*DATA LINES*.

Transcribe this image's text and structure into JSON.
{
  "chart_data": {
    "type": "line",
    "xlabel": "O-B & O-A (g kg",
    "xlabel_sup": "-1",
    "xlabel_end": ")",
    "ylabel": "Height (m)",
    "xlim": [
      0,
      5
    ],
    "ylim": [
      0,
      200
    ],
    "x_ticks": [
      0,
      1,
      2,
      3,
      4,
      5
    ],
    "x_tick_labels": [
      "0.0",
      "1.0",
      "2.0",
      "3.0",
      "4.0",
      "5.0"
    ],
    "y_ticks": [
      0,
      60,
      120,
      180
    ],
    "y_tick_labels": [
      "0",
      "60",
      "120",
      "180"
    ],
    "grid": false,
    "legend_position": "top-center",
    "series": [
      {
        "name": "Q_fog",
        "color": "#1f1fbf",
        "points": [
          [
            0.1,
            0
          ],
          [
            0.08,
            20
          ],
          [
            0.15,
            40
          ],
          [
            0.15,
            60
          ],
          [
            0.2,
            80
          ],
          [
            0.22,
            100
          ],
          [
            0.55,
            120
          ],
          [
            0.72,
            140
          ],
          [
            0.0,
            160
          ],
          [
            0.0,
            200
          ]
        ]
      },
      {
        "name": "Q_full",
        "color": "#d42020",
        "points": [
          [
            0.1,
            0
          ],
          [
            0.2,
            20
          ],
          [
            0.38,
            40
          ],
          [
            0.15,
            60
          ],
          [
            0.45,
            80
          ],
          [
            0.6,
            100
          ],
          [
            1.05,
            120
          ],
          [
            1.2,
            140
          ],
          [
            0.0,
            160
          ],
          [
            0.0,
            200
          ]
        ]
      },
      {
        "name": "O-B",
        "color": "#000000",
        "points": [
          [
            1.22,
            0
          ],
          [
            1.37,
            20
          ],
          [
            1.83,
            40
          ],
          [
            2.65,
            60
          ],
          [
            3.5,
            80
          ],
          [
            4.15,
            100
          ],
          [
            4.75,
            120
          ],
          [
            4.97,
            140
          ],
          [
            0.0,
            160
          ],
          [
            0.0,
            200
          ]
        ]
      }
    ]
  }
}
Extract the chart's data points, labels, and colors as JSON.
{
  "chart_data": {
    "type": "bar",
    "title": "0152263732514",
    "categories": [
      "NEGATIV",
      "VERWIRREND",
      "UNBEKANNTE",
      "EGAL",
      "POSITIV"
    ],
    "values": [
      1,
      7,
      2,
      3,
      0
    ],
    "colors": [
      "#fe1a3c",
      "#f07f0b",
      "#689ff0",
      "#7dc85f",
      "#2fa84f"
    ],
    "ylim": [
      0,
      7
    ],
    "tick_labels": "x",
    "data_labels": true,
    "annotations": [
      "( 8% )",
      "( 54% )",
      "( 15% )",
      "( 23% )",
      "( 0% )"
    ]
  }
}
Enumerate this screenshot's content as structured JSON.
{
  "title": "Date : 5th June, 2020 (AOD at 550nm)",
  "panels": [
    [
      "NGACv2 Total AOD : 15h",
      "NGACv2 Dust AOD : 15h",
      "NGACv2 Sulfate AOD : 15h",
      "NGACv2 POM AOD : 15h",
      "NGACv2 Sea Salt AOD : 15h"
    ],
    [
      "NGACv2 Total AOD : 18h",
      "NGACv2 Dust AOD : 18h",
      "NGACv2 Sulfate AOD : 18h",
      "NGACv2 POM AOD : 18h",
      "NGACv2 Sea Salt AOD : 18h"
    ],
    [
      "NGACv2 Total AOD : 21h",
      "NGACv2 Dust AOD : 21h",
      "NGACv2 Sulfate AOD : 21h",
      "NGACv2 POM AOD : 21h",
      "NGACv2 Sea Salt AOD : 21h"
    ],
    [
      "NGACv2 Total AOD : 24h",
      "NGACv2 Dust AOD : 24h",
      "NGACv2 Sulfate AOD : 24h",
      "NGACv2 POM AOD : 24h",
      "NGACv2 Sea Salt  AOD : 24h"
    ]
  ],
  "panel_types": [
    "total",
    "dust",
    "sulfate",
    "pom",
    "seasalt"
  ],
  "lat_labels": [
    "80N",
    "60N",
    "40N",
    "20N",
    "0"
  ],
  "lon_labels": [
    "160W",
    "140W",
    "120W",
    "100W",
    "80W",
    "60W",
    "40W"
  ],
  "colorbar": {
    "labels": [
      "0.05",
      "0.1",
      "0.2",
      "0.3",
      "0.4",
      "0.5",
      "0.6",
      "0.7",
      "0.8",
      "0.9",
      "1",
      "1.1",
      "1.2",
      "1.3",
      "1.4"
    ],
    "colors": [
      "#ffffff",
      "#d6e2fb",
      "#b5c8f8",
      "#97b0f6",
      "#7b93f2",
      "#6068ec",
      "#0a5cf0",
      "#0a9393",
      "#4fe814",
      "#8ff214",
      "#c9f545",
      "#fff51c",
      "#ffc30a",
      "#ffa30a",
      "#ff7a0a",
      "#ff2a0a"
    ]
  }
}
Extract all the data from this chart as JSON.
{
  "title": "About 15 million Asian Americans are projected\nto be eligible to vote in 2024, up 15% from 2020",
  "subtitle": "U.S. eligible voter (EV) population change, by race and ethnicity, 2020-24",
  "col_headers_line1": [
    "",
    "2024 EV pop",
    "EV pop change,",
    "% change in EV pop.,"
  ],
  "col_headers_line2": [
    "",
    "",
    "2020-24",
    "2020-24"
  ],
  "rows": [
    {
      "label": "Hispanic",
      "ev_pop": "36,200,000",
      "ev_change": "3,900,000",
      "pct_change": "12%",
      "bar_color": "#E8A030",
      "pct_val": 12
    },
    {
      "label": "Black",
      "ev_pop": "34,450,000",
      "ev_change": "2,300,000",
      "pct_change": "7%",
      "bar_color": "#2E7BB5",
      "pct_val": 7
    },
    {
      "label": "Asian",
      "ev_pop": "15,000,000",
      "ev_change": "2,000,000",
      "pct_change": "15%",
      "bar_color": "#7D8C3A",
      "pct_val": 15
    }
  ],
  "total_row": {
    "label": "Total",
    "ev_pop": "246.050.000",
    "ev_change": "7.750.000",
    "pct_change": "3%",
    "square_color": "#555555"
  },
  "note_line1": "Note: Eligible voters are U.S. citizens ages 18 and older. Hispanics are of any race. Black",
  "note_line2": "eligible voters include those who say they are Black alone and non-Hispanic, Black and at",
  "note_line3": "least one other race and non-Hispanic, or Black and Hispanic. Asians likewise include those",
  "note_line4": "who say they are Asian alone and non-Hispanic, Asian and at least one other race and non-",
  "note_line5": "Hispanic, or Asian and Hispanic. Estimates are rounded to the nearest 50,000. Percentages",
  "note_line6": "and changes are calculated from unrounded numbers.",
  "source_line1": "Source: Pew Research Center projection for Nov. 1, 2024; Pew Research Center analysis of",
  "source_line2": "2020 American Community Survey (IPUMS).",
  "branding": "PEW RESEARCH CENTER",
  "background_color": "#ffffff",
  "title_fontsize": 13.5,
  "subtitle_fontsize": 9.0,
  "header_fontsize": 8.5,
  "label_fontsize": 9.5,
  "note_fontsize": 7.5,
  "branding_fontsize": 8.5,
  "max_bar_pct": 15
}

*GIVEN PROBLEM*.
Extract each line from the listing above, please, and repeat it exactly.

*THE REPLY*.
Transcribe this image's text and structure into JSON.
{
  "chart_data": {
    "type": "line",
    "xlabel": "O-B & O-A (g kg",
    "xlabel_sup": "-1",
    "xlabel_end": ")",
    "ylabel": "Height (m)",
    "xlim": [
      0,
      5
    ],
    "ylim": [
      0,
      200
    ],
    "x_ticks": [
      0,
      1,
      2,
      3,
      4,
      5
    ],
    "x_tick_labels": [
      "0.0",
      "1.0",
      "2.0",
      "3.0",
      "4.0",
      "5.0"
    ],
    "y_ticks": [
      0,
      60,
      120,
      180
    ],
    "y_tick_labels": [
      "0",
      "60",
      "120",
      "180"
    ],
    "grid": false,
    "legend_position": "top-center",
    "series": [
      {
        "name": "Q_fog",
        "color": "#1f1fbf",
        "points": [
          [
            0.1,
            0
          ],
          [
            0.08,
            20
          ],
          [
            0.15,
            40
          ],
          [
            0.15,
            60
          ],
          [
            0.2,
            80
          ],
          [
            0.22,
            100
          ],
          [
            0.55,
            120
          ],
          [
            0.72,
            140
          ],
          [
            0.0,
            160
          ],
          [
            0.0,
            200
          ]
        ]
      },
      {
        "name": "Q_full",
        "color": "#d42020",
        "points": [
          [
            0.1,
            0
          ],
          [
            0.2,
            20
          ],
          [
            0.38,
            40
          ],
          [
            0.15,
            60
          ],
          [
            0.45,
            80
          ],
          [
            0.6,
            100
          ],
          [
            1.05,
            120
          ],
          [
            1.2,
            140
          ],
          [
            0.0,
            160
          ],
          [
            0.0,
            200
          ]
        ]
      },
      {
        "name": "O-B",
        "color": "#000000",
        "points": [
          [
            1.22,
            0
          ],
          [
            1.37,
            20
          ],
          [
            1.83,
            40
          ],
          [
            2.65,
            60
          ],
          [
            3.5,
            80
          ],
          [
            4.15,
            100
          ],
          [
            4.75,
            120
          ],
          [
            4.97,
            140
          ],
          [
            0.0,
            160
          ],
          [
            0.0,
            200
          ]
        ]
      }
    ]
  }
}
Extract the chart's data points, labels, and colors as JSON.
{
  "chart_data": {
    "type": "bar",
    "title": "0152263732514",
    "categories": [
      "NEGATIV",
      "VERWIRREND",
      "UNBEKANNTE",
      "EGAL",
      "POSITIV"
    ],
    "values": [
      1,
      7,
      2,
      3,
      0
    ],
    "colors": [
      "#fe1a3c",
      "#f07f0b",
      "#689ff0",
      "#7dc85f",
      "#2fa84f"
    ],
    "ylim": [
      0,
      7
    ],
    "tick_labels": "x",
    "data_labels": true,
    "annotations": [
      "( 8% )",
      "( 54% )",
      "( 15% )",
      "( 23% )",
      "( 0% )"
    ]
  }
}
Enumerate this screenshot's content as structured JSON.
{
  "title": "Date : 5th June, 2020 (AOD at 550nm)",
  "panels": [
    [
      "NGACv2 Total AOD : 15h",
      "NGACv2 Dust AOD : 15h",
      "NGACv2 Sulfate AOD : 15h",
      "NGACv2 POM AOD : 15h",
      "NGACv2 Sea Salt AOD : 15h"
    ],
    [
      "NGACv2 Total AOD : 18h",
      "NGACv2 Dust AOD : 18h",
      "NGACv2 Sulfate AOD : 18h",
      "NGACv2 POM AOD : 18h",
      "NGACv2 Sea Salt AOD : 18h"
    ],
    [
      "NGACv2 Total AOD : 21h",
      "NGACv2 Dust AOD : 21h",
      "NGACv2 Sulfate AOD : 21h",
      "NGACv2 POM AOD : 21h",
      "NGACv2 Sea Salt AOD : 21h"
    ],
    [
      "NGACv2 Total AOD : 24h",
      "NGACv2 Dust AOD : 24h",
      "NGACv2 Sulfate AOD : 24h",
      "NGACv2 POM AOD : 24h",
      "NGACv2 Sea Salt  AOD : 24h"
    ]
  ],
  "panel_types": [
    "total",
    "dust",
    "sulfate",
    "pom",
    "seasalt"
  ],
  "lat_labels": [
    "80N",
    "60N",
    "40N",
    "20N",
    "0"
  ],
  "lon_labels": [
    "160W",
    "140W",
    "120W",
    "100W",
    "80W",
    "60W",
    "40W"
  ],
  "colorbar": {
    "labels": [
      "0.05",
      "0.1",
      "0.2",
      "0.3",
      "0.4",
      "0.5",
      "0.6",
      "0.7",
      "0.8",
      "0.9",
      "1",
      "1.1",
      "1.2",
      "1.3",
      "1.4"
    ],
    "colors": [
      "#ffffff",
      "#d6e2fb",
      "#b5c8f8",
      "#97b0f6",
      "#7b93f2",
      "#6068ec",
      "#0a5cf0",
      "#0a9393",
      "#4fe814",
      "#8ff214",
      "#c9f545",
      "#fff51c",
      "#ffc30a",
      "#ffa30a",
      "#ff7a0a",
      "#ff2a0a"
    ]
  }
}
Extract all the data from this chart as JSON.
{
  "title": "About 15 million Asian Americans are projected\nto be eligible to vote in 2024, up 15% from 2020",
  "subtitle": "U.S. eligible voter (EV) population change, by race and ethnicity, 2020-24",
  "col_headers_line1": [
    "",
    "2024 EV pop",
    "EV pop change,",
    "% change in EV pop.,"
  ],
  "col_headers_line2": [
    "",
    "",
    "2020-24",
    "2020-24"
  ],
  "rows": [
    {
      "label": "Hispanic",
      "ev_pop": "36,200,000",
      "ev_change": "3,900,000",
      "pct_change": "12%",
      "bar_color": "#E8A030",
      "pct_val": 12
    },
    {
      "label": "Black",
      "ev_pop": "34,450,000",
      "ev_change": "2,300,000",
      "pct_change": "7%",
      "bar_color": "#2E7BB5",
      "pct_val": 7
    },
    {
      "label": "Asian",
      "ev_pop": "15,000,000",
      "ev_change": "2,000,000",
      "pct_change": "15%",
      "bar_color": "#7D8C3A",
      "pct_val": 15
    }
  ],
  "total_row": {
    "label": "Total",
    "ev_pop": "246.050.000",
    "ev_change": "7.750.000",
    "pct_change": "3%",
    "square_color": "#555555"
  },
  "note_line1": "Note: Eligible voters are U.S. citizens ages 18 and older. Hispanics are of any race. Black",
  "note_line2": "eligible voters include those who say they are Black alone and non-Hispanic, Black and at",
  "note_line3": "least one other race and non-Hispanic, or Black and Hispanic. Asians likewise include those",
  "note_line4": "who say they are Asian alone and non-Hispanic, Asian and at least one other race and non-",
  "note_line5": "Hispanic, or Asian and Hispanic. Estimates are rounded to the nearest 50,000. Percentages",
  "note_line6": "and changes are calculated from unrounded numbers.",
  "source_line1": "Source: Pew Research Center projection for Nov. 1, 2024; Pew Research Center analysis of",
  "source_line2": "2020 American Community Survey (IPUMS).",
  "branding": "PEW RESEARCH CENTER",
  "background_color": "#ffffff",
  "title_fontsize": 13.5,
  "subtitle_fontsize": 9.0,
  "header_fontsize": 8.5,
  "label_fontsize": 9.5,
  "note_fontsize": 7.5,
  "branding_fontsize": 8.5,
  "max_bar_pct": 15
}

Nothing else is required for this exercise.